TASK DETAILS: Using the data below, gather each line that includes the word "shown".

****************

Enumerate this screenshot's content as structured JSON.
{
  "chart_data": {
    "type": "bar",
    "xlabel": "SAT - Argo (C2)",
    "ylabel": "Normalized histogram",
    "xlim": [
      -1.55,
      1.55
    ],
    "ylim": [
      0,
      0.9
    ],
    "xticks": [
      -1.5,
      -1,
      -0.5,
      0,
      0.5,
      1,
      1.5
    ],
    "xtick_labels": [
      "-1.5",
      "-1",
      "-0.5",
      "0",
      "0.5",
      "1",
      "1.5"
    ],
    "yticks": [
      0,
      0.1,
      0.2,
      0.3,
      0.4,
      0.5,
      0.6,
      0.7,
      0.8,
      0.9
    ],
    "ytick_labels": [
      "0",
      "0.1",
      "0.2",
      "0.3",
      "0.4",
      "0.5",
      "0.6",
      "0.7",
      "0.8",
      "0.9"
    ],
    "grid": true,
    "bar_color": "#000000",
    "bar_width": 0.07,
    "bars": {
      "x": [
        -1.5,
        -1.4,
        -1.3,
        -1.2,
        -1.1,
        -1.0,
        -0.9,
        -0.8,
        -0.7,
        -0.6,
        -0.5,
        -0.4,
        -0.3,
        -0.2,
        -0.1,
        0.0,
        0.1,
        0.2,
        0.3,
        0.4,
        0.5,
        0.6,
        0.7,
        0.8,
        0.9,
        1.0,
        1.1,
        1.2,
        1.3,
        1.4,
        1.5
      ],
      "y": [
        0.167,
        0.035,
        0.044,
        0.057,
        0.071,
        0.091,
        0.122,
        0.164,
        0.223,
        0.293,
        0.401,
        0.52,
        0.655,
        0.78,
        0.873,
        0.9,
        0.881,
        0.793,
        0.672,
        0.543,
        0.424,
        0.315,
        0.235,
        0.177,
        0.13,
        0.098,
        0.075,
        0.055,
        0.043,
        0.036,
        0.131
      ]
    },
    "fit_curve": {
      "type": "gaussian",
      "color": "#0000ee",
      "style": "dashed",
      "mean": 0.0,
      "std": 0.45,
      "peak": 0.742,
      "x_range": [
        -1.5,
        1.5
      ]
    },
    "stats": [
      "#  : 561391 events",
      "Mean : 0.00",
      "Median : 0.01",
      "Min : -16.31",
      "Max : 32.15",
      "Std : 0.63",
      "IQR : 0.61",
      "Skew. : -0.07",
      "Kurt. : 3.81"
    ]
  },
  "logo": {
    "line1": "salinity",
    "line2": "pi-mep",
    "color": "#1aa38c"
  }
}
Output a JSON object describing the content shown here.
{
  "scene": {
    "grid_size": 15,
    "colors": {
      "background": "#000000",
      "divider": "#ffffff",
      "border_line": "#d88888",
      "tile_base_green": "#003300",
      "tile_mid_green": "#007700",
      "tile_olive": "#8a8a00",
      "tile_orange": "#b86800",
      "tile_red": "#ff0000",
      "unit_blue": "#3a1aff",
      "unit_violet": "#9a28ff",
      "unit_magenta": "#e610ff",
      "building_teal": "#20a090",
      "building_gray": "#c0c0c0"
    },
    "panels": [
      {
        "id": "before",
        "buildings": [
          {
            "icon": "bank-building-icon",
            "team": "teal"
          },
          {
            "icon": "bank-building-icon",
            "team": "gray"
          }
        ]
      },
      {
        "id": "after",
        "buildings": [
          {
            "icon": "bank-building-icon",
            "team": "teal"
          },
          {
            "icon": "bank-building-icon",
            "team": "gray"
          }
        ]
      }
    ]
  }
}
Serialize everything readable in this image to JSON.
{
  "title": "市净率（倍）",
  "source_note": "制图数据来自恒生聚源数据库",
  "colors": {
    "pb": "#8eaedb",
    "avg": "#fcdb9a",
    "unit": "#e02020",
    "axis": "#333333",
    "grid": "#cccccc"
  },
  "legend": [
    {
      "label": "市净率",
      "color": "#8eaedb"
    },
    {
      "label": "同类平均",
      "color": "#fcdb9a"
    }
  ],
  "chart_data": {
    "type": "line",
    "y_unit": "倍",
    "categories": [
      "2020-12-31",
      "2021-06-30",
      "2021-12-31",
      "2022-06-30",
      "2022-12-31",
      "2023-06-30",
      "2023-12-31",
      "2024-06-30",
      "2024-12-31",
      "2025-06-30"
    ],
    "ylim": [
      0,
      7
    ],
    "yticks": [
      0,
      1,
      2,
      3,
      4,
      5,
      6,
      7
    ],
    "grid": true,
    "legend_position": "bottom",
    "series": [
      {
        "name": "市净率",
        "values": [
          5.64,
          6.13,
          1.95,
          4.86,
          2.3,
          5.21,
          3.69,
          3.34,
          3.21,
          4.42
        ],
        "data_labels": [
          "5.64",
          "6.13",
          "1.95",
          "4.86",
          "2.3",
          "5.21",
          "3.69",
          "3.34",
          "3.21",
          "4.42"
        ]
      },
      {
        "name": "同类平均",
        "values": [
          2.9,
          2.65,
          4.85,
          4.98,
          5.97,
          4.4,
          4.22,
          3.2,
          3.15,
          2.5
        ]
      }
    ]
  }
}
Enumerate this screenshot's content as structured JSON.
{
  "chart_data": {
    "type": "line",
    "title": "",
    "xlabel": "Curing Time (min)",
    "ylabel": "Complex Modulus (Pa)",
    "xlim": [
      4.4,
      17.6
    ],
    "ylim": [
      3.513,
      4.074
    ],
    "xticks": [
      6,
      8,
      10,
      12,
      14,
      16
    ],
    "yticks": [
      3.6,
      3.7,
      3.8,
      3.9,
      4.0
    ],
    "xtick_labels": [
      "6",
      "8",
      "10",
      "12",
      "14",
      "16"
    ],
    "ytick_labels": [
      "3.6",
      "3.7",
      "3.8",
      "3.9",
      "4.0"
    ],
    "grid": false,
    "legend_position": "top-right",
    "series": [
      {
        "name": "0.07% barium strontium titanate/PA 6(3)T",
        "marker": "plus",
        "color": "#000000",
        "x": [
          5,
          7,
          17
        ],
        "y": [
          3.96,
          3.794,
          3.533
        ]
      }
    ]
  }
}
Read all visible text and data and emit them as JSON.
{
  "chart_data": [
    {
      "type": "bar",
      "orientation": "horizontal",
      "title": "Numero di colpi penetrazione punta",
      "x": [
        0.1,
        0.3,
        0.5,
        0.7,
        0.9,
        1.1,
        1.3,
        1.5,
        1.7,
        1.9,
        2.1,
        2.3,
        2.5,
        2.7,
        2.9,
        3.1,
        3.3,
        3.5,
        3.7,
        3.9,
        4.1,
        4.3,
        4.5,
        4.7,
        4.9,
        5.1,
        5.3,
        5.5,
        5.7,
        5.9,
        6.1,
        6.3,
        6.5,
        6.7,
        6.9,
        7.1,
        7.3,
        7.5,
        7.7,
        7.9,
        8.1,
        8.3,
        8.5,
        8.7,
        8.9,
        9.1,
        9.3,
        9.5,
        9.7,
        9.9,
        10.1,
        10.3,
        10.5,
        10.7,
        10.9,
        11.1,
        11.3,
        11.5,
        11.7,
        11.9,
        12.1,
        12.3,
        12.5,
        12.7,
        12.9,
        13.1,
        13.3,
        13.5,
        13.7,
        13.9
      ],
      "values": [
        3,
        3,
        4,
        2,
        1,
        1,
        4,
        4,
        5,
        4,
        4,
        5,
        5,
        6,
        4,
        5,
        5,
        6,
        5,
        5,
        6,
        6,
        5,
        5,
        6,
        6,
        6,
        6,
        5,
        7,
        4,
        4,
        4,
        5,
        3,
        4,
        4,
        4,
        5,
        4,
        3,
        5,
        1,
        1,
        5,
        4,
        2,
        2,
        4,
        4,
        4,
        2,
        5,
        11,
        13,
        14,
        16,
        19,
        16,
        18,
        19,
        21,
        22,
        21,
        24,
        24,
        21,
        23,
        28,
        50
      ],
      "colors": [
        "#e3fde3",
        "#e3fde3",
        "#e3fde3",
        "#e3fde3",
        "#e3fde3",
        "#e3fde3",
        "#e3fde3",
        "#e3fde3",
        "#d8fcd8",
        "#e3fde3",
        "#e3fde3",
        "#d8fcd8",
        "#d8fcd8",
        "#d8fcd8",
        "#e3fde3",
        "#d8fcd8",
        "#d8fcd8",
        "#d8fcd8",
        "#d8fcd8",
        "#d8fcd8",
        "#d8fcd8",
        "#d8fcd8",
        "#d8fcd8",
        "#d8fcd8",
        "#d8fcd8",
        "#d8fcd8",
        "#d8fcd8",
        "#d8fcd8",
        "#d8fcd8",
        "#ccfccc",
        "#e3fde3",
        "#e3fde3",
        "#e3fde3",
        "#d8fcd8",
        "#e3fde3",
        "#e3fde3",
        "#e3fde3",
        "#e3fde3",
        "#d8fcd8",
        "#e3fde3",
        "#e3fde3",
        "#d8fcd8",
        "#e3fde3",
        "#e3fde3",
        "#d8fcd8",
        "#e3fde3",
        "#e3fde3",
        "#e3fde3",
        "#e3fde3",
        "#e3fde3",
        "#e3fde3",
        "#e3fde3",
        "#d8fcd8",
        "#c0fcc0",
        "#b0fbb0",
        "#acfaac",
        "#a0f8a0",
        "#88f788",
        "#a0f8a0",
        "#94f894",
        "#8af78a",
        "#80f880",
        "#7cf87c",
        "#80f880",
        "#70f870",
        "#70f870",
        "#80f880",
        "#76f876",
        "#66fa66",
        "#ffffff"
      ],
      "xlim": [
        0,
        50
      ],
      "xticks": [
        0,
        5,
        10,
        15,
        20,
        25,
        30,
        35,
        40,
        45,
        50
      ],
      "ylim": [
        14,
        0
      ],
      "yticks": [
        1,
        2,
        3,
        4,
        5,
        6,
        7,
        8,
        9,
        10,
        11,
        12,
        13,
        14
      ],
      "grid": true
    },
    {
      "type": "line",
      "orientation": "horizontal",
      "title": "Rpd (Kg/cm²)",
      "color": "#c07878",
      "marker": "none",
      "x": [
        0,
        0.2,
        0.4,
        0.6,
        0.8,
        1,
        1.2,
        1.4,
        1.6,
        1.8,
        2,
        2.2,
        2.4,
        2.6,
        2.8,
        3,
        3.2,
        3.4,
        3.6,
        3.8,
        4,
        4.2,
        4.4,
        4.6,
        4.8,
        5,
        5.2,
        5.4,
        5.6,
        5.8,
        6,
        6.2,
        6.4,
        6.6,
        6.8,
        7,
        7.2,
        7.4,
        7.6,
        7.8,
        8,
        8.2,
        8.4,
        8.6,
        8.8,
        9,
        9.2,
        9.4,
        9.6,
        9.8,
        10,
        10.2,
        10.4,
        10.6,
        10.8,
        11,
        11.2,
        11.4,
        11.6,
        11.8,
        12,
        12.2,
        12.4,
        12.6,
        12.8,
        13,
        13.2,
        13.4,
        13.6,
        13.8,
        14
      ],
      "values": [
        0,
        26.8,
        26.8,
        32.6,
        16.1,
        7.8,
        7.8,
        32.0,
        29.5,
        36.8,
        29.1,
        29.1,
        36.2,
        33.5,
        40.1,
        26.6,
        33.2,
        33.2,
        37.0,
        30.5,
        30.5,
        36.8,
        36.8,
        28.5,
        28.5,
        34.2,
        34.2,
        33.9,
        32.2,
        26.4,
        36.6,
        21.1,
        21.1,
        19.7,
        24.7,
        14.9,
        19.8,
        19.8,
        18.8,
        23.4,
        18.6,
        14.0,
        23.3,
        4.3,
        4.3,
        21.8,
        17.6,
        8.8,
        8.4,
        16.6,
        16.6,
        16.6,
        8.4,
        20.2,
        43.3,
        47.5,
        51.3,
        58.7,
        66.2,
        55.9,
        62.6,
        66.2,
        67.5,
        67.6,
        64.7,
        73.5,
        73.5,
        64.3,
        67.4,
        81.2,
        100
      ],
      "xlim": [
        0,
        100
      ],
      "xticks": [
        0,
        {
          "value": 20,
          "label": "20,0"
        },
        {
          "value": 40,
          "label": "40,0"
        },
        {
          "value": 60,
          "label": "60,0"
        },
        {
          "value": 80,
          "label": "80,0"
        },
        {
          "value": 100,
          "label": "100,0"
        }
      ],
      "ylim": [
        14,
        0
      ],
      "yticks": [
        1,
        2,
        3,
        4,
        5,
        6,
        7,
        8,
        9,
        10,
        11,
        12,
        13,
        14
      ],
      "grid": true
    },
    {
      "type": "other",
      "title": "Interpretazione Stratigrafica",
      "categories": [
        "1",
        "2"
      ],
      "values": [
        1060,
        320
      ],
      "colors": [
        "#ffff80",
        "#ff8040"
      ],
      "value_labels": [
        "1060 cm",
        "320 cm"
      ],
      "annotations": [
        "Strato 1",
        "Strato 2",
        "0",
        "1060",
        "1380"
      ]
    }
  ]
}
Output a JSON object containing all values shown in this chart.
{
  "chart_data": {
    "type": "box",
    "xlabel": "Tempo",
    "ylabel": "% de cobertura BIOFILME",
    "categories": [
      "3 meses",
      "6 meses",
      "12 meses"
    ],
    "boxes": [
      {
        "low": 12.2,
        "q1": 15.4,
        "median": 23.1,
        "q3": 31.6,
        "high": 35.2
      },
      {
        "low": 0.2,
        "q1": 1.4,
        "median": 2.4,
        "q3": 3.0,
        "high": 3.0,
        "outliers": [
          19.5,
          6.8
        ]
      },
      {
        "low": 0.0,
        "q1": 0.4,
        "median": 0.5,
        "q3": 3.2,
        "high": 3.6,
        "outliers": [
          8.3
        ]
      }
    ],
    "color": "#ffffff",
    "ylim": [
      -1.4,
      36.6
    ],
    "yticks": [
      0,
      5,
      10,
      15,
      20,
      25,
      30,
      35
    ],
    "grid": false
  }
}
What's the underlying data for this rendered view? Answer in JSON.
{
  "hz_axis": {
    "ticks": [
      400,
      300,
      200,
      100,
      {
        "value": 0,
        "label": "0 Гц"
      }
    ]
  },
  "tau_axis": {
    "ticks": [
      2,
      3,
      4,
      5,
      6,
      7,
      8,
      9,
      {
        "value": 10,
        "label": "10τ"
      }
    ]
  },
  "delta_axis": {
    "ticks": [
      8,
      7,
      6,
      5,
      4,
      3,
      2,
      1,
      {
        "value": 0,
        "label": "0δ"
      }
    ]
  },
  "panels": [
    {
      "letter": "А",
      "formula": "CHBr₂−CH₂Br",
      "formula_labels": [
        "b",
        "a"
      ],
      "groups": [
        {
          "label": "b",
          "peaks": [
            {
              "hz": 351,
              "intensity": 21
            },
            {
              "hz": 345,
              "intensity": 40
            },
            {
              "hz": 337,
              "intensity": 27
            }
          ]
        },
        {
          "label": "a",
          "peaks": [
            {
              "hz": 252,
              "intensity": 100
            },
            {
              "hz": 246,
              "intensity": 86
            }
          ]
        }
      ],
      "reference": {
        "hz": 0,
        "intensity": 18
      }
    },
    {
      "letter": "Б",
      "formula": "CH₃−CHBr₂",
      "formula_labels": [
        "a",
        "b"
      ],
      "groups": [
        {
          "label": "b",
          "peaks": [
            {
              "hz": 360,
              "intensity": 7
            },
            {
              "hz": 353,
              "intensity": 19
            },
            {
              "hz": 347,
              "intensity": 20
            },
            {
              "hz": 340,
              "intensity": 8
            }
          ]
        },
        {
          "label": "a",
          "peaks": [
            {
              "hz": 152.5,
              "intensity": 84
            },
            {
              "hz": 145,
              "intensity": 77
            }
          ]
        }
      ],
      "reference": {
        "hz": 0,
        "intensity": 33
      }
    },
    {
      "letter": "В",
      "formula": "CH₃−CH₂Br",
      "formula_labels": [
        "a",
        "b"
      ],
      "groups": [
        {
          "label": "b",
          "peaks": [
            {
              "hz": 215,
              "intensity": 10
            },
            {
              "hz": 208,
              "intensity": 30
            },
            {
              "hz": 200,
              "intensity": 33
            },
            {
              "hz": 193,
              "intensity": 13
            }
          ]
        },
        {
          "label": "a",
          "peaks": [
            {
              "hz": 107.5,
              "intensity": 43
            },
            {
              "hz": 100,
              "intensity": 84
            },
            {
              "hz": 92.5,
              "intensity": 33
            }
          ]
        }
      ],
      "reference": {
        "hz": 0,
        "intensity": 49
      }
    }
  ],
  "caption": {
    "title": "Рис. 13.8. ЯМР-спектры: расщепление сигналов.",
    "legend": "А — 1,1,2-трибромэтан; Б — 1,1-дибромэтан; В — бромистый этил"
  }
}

****************

OUTPUT OF THE EXERCISE:
Output a JSON object describing the content shown here.
Output a JSON object containing all values shown in this chart.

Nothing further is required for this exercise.